Start of SOURCE DOCUMENT

Saturday, March 17, 2007

Somewhere in the world, a pharmacist cries...

So there I was, in the L street pub. I had met up with some friends from far far away and we had finally gotten out to a local bar. The L street is the pub that all the townies went to in goodwill hunting. I figured it would be a good spot to visit for their first pub in boston, especially since it was already kind of late. So we roll out to the L street and we belly up to the bar.

Like Viking warlords we lay our proverbial axes on the bar and order a manly drink. A drink that our fathers and grandfathers demanded in the days of their virile youth. We would like two manhattan's barkeep. The bartender blinks at us in disbelief. Then asks us if we are sure. "Fuckin-A right we are sure" we reply, with bravado borne of those who have seen the darkest depths of the tankard and emerged to tell the tale. The bartender thinks for a long moment, then slides down to the other end of the bar. He beings to concoct the opus of his drink mixing career. Drawing upon his years of previous experience to provide us with a drink that has never been ordered in all of his time at the L street.

He slides the drinks over to us. The drinks have legs that would make a broadway dancer jealous. After a brief hint of the bourbon aroma we admire the presentation of the drink. An artful lemon, a marachino cherry, and sweet vermouth mixed with god's own bourbon. This was the drink we were given. The kind of drink that ballsy world leaders would have gladly bellied up to any bar for. The bartender had an anxious look in his eye as we tasted our drinks. With a respectful nod we informed him that he earned the stripes on his bartender uniform that night.

End of SOURCE DOCUMENT
Start of PROVIDED RECORDS

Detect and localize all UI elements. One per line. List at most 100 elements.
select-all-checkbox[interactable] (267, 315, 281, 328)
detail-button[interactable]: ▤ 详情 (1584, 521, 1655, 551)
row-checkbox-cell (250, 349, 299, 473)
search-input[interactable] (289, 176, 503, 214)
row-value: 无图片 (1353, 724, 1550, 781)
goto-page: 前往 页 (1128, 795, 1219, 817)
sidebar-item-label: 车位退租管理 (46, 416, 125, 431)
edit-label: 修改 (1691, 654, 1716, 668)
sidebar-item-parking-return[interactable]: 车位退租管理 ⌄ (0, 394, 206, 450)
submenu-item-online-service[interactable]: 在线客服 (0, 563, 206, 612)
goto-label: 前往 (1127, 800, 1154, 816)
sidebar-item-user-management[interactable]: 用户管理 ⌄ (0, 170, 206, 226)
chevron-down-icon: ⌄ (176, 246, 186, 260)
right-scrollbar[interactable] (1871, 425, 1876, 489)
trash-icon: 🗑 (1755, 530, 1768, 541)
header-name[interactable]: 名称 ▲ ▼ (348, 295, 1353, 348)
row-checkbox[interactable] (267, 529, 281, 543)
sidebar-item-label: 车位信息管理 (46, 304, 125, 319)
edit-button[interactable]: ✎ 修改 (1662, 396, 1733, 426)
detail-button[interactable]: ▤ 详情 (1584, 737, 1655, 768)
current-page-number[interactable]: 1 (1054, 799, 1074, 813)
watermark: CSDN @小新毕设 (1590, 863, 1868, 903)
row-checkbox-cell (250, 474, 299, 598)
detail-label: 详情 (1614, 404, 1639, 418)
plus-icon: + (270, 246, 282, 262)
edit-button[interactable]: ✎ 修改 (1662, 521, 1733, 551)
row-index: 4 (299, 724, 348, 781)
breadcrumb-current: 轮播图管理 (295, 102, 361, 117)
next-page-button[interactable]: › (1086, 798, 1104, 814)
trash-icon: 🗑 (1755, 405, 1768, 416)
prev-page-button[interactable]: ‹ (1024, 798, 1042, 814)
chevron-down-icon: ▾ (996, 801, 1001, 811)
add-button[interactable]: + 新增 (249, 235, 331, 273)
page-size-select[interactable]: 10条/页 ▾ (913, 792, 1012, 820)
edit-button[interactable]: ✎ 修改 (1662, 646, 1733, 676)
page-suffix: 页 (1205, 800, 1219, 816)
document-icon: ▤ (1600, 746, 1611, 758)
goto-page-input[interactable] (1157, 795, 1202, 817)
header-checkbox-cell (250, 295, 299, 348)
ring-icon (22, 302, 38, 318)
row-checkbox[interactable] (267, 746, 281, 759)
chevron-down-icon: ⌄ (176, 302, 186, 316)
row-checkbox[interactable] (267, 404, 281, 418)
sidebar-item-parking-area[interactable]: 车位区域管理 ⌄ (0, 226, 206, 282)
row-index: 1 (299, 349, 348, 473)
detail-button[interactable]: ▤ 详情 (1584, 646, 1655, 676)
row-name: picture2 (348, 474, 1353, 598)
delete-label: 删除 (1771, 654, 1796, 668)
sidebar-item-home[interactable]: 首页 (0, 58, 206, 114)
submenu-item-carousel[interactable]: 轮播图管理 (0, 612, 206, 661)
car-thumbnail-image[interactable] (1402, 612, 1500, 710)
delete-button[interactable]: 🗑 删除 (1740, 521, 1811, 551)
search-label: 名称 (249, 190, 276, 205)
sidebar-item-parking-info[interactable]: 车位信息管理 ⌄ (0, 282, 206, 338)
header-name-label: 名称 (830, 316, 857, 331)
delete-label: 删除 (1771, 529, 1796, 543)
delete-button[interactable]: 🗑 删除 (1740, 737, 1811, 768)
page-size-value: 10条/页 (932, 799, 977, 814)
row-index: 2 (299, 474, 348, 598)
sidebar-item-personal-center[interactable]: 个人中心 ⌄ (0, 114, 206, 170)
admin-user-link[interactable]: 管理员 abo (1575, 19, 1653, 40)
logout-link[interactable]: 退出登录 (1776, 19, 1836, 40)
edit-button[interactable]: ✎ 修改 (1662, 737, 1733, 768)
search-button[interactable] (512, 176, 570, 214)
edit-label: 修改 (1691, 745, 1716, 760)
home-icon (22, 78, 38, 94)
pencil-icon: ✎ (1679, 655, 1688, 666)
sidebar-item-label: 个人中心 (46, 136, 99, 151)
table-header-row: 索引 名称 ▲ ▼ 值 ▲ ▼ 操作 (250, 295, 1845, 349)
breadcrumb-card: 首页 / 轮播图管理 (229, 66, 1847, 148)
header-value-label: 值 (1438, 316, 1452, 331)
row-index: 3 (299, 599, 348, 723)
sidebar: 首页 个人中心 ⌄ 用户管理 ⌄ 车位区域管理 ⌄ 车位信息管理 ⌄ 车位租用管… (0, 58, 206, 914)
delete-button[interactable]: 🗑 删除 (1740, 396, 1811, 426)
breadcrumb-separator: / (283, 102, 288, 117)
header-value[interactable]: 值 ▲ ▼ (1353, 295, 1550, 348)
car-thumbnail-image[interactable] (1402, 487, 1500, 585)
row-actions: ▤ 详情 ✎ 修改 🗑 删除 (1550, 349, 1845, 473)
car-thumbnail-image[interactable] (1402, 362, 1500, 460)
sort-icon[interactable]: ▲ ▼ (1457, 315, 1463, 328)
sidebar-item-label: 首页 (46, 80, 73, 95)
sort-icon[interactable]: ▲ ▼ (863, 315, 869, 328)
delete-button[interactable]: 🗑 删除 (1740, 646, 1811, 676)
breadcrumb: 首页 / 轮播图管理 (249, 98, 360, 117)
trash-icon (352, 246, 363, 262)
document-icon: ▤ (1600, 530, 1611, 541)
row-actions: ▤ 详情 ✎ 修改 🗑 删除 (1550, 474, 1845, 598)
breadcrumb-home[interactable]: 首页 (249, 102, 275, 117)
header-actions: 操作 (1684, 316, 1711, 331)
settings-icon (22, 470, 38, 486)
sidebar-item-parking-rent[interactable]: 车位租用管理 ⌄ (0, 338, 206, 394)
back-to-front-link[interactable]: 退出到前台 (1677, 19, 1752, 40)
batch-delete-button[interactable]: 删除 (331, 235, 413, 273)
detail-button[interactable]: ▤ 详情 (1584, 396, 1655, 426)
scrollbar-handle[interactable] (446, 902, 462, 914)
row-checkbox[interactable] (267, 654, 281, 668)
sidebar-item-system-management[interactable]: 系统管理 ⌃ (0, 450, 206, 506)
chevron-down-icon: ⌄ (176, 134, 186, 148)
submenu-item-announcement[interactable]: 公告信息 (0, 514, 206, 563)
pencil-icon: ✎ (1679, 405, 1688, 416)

End of PROVIDED RECORDS

TO DO ::
[1] Translate this sentence from the blog post about the L street pub into Spanish: "The bartender had an anxious look in his eye as we tasted our drinks."
[2] From the blog post about the L street pub, output verbatim the part that opens with the words containing "He slides the" and closes with "uniform that night.".

RESPONSES IN ORDER ::
[1] El barman tenía una mirada ansiosa mientras probábamos nuestras bebidas.

[2]
He slides the drinks over to us. The drinks have legs that would make a broadway dancer jealous. After a brief hint of the bourbon aroma we admire the presentation of the drink. An artful lemon, a marachino cherry, and sweet vermouth mixed with god's own bourbon. This was the drink we were given. The kind of drink that ballsy world leaders would have gladly bellied up to any bar for. The bartender had an anxious look in his eye as we tasted our drinks. With a respectful nod we informed him that he earned the stripes on his bartender uniform that night.